Task statement
Wherever the string "Afnan" appears in the listing, copy that line.

Raw data
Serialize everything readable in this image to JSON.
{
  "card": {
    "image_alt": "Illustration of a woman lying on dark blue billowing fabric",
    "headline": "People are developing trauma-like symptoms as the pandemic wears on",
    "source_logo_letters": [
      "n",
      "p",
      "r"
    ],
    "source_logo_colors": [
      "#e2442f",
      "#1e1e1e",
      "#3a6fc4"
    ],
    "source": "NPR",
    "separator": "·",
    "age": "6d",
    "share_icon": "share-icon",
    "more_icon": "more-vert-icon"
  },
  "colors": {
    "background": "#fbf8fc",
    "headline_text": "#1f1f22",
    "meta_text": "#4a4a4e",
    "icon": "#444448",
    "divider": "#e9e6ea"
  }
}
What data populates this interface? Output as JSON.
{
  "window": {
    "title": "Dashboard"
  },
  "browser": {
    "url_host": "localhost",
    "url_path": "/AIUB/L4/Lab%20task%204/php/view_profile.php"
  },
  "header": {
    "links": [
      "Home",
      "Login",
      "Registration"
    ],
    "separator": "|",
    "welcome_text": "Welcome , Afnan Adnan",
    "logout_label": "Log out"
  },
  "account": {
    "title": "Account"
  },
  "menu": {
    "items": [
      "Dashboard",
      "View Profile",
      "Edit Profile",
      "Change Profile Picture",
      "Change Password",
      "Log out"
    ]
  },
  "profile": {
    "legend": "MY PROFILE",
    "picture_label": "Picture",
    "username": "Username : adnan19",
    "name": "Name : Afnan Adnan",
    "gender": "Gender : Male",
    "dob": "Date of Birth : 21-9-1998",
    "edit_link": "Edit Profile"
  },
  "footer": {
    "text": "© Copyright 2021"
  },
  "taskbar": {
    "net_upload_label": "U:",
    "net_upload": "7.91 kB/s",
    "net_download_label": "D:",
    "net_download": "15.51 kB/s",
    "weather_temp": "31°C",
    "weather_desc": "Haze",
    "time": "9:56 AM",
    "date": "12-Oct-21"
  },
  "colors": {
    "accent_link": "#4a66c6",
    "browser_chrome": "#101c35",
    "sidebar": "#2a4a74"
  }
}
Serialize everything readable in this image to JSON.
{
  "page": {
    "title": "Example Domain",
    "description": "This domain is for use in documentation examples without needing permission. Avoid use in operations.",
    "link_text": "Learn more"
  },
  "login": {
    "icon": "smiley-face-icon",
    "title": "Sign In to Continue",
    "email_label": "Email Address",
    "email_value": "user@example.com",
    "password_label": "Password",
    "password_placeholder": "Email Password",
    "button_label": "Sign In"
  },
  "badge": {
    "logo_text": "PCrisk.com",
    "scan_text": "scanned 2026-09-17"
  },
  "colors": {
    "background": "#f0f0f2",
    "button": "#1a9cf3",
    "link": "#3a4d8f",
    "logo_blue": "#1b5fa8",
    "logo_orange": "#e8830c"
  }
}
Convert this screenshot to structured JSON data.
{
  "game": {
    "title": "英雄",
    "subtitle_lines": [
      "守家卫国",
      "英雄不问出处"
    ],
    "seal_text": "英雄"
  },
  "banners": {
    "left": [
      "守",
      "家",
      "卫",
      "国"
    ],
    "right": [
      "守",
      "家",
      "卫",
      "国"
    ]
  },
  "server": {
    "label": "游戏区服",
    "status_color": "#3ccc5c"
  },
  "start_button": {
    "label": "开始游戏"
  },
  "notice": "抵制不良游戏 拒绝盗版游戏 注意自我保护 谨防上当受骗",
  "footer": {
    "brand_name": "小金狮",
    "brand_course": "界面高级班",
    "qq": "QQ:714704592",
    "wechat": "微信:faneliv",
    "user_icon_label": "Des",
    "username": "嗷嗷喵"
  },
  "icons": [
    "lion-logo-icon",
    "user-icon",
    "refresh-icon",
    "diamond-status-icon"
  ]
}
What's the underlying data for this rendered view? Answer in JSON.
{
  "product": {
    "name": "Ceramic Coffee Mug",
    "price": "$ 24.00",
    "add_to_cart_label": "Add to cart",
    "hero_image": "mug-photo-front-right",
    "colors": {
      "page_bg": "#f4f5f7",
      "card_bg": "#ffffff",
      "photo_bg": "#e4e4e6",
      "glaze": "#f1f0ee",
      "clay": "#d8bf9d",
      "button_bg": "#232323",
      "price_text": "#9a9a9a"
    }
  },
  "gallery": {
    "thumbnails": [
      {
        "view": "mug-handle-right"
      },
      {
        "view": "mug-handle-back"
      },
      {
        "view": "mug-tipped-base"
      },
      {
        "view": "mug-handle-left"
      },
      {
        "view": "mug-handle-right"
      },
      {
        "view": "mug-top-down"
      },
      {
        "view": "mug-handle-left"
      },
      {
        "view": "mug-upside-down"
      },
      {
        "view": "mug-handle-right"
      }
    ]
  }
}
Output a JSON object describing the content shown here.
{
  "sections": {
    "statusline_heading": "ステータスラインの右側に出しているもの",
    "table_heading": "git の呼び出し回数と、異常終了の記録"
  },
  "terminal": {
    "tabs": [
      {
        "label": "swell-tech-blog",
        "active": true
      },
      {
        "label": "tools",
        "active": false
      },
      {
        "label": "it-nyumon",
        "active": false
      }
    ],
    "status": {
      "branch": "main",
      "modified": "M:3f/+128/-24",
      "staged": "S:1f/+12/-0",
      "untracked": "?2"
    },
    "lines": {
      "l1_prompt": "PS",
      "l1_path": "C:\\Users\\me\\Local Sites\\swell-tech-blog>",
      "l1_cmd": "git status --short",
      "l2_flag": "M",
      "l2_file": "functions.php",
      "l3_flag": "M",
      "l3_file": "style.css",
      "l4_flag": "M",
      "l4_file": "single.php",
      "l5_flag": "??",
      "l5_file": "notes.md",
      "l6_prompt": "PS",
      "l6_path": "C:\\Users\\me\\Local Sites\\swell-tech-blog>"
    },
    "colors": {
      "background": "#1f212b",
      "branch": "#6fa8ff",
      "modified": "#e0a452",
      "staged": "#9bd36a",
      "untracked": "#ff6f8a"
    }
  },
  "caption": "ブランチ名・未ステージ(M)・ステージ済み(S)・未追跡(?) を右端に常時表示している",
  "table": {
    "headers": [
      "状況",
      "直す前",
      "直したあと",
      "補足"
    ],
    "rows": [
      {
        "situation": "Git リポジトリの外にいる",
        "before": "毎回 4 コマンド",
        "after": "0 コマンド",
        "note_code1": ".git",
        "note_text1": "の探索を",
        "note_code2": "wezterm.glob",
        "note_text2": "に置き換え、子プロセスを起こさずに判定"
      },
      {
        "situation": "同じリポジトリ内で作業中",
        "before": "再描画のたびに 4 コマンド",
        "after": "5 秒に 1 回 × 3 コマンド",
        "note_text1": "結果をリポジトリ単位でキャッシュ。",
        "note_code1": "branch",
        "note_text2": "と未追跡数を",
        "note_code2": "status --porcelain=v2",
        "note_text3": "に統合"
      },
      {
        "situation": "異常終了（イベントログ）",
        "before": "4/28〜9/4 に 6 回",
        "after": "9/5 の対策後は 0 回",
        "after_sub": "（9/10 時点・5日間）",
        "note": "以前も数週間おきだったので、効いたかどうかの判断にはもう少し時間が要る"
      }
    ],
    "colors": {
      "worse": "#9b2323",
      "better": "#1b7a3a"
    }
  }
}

Correct answer
    "welcome_text": "Welcome , Afnan Adnan",
    "name": "Name : Afnan Adnan",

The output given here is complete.